==== PROVIDED ENTRIES
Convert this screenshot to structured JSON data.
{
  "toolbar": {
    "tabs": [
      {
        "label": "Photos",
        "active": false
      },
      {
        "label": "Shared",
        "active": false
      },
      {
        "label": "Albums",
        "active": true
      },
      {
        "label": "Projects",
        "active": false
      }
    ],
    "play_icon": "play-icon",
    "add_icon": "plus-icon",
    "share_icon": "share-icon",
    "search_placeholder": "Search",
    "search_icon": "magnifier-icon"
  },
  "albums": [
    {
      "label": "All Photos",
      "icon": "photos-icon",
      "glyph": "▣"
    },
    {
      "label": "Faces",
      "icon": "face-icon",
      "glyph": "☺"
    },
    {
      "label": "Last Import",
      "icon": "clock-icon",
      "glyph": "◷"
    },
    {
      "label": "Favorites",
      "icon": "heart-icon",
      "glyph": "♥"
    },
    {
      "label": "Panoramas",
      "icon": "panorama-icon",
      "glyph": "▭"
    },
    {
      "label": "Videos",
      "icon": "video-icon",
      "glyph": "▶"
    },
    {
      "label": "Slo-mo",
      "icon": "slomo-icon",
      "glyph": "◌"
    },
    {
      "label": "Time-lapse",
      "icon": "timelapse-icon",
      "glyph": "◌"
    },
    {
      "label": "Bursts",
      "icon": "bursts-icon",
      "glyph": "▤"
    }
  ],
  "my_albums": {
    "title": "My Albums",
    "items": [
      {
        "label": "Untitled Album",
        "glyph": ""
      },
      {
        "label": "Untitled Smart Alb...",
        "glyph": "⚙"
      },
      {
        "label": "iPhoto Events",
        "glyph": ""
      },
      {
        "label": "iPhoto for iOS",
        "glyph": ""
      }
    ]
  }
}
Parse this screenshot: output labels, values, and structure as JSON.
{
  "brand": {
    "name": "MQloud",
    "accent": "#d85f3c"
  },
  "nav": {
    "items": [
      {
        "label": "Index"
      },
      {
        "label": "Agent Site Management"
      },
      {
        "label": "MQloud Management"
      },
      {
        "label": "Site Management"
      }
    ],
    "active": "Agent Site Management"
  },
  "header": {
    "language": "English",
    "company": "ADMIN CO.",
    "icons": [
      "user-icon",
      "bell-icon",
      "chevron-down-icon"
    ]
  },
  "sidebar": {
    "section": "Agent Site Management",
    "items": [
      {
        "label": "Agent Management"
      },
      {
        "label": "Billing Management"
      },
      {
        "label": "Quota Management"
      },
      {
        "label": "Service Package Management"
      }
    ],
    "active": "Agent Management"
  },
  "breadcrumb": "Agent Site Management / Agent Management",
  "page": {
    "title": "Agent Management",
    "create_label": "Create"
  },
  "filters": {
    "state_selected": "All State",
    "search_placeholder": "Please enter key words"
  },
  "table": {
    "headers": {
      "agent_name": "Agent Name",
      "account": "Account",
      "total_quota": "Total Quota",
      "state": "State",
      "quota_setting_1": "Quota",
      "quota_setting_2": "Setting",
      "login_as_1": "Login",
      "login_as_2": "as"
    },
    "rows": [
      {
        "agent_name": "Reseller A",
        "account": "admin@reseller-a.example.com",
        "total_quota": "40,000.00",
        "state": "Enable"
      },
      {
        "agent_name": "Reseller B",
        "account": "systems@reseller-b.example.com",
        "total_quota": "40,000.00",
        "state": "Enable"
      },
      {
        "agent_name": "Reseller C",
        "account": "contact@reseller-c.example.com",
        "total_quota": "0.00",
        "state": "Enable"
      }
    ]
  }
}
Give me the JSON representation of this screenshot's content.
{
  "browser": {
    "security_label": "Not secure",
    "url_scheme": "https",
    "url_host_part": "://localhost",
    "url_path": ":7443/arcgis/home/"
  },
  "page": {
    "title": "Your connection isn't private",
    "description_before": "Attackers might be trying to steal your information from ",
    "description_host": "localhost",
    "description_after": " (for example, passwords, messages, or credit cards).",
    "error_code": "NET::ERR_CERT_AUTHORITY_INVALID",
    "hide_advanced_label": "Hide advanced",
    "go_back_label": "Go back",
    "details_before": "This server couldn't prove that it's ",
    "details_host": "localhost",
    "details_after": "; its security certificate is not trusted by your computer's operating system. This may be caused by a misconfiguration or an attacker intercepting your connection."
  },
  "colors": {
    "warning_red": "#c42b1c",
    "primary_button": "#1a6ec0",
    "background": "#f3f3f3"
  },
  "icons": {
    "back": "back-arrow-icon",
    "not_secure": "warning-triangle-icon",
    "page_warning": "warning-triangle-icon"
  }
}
========
=== GIVEN TASK ===
Copy out the material word for word and line for line.

=== TASK OUTPUT ===
Convert this screenshot to structured JSON data.
{
  "toolbar": {
    "tabs": [
      {
        "label": "Photos",
        "active": false
      },
      {
        "label": "Shared",
        "active": false
      },
      {
        "label": "Albums",
        "active": true
      },
      {
        "label": "Projects",
        "active": false
      }
    ],
    "play_icon": "play-icon",
    "add_icon": "plus-icon",
    "share_icon": "share-icon",
    "search_placeholder": "Search",
    "search_icon": "magnifier-icon"
  },
  "albums": [
    {
      "label": "All Photos",
      "icon": "photos-icon",
      "glyph": "▣"
    },
    {
      "label": "Faces",
      "icon": "face-icon",
      "glyph": "☺"
    },
    {
      "label": "Last Import",
      "icon": "clock-icon",
      "glyph": "◷"
    },
    {
      "label": "Favorites",
      "icon": "heart-icon",
      "glyph": "♥"
    },
    {
      "label": "Panoramas",
      "icon": "panorama-icon",
      "glyph": "▭"
    },
    {
      "label": "Videos",
      "icon": "video-icon",
      "glyph": "▶"
    },
    {
      "label": "Slo-mo",
      "icon": "slomo-icon",
      "glyph": "◌"
    },
    {
      "label": "Time-lapse",
      "icon": "timelapse-icon",
      "glyph": "◌"
    },
    {
      "label": "Bursts",
      "icon": "bursts-icon",
      "glyph": "▤"
    }
  ],
  "my_albums": {
    "title": "My Albums",
    "items": [
      {
        "label": "Untitled Album",
        "glyph": ""
      },
      {
        "label": "Untitled Smart Alb...",
        "glyph": "⚙"
      },
      {
        "label": "iPhoto Events",
        "glyph": ""
      },
      {
        "label": "iPhoto for iOS",
        "glyph": ""
      }
    ]
  }
}
Parse this screenshot: output labels, values, and structure as JSON.
{
  "brand": {
    "name": "MQloud",
    "accent": "#d85f3c"
  },
  "nav": {
    "items": [
      {
        "label": "Index"
      },
      {
        "label": "Agent Site Management"
      },
      {
        "label": "MQloud Management"
      },
      {
        "label": "Site Management"
      }
    ],
    "active": "Agent Site Management"
  },
  "header": {
    "language": "English",
    "company": "ADMIN CO.",
    "icons": [
      "user-icon",
      "bell-icon",
      "chevron-down-icon"
    ]
  },
  "sidebar": {
    "section": "Agent Site Management",
    "items": [
      {
        "label": "Agent Management"
      },
      {
        "label": "Billing Management"
      },
      {
        "label": "Quota Management"
      },
      {
        "label": "Service Package Management"
      }
    ],
    "active": "Agent Management"
  },
  "breadcrumb": "Agent Site Management / Agent Management",
  "page": {
    "title": "Agent Management",
    "create_label": "Create"
  },
  "filters": {
    "state_selected": "All State",
    "search_placeholder": "Please enter key words"
  },
  "table": {
    "headers": {
      "agent_name": "Agent Name",
      "account": "Account",
      "total_quota": "Total Quota",
      "state": "State",
      "quota_setting_1": "Quota",
      "quota_setting_2": "Setting",
      "login_as_1": "Login",
      "login_as_2": "as"
    },
    "rows": [
      {
        "agent_name": "Reseller A",
        "account": "admin@reseller-a.example.com",
        "total_quota": "40,000.00",
        "state": "Enable"
      },
      {
        "agent_name": "Reseller B",
        "account": "systems@reseller-b.example.com",
        "total_quota": "40,000.00",
        "state": "Enable"
      },
      {
        "agent_name": "Reseller C",
        "account": "contact@reseller-c.example.com",
        "total_quota": "0.00",
        "state": "Enable"
      }
    ]
  }
}
Give me the JSON representation of this screenshot's content.
{
  "browser": {
    "security_label": "Not secure",
    "url_scheme": "https",
    "url_host_part": "://localhost",
    "url_path": ":7443/arcgis/home/"
  },
  "page": {
    "title": "Your connection isn't private",
    "description_before": "Attackers might be trying to steal your information from ",
    "description_host": "localhost",
    "description_after": " (for example, passwords, messages, or credit cards).",
    "error_code": "NET::ERR_CERT_AUTHORITY_INVALID",
    "hide_advanced_label": "Hide advanced",
    "go_back_label": "Go back",
    "details_before": "This server couldn't prove that it's ",
    "details_host": "localhost",
    "details_after": "; its security certificate is not trusted by your computer's operating system. This may be caused by a misconfiguration or an attacker intercepting your connection."
  },
  "colors": {
    "warning_red": "#c42b1c",
    "primary_button": "#1a6ec0",
    "background": "#f3f3f3"
  },
  "icons": {
    "back": "back-arrow-icon",
    "not_secure": "warning-triangle-icon",
    "page_warning": "warning-triangle-icon"
  }
}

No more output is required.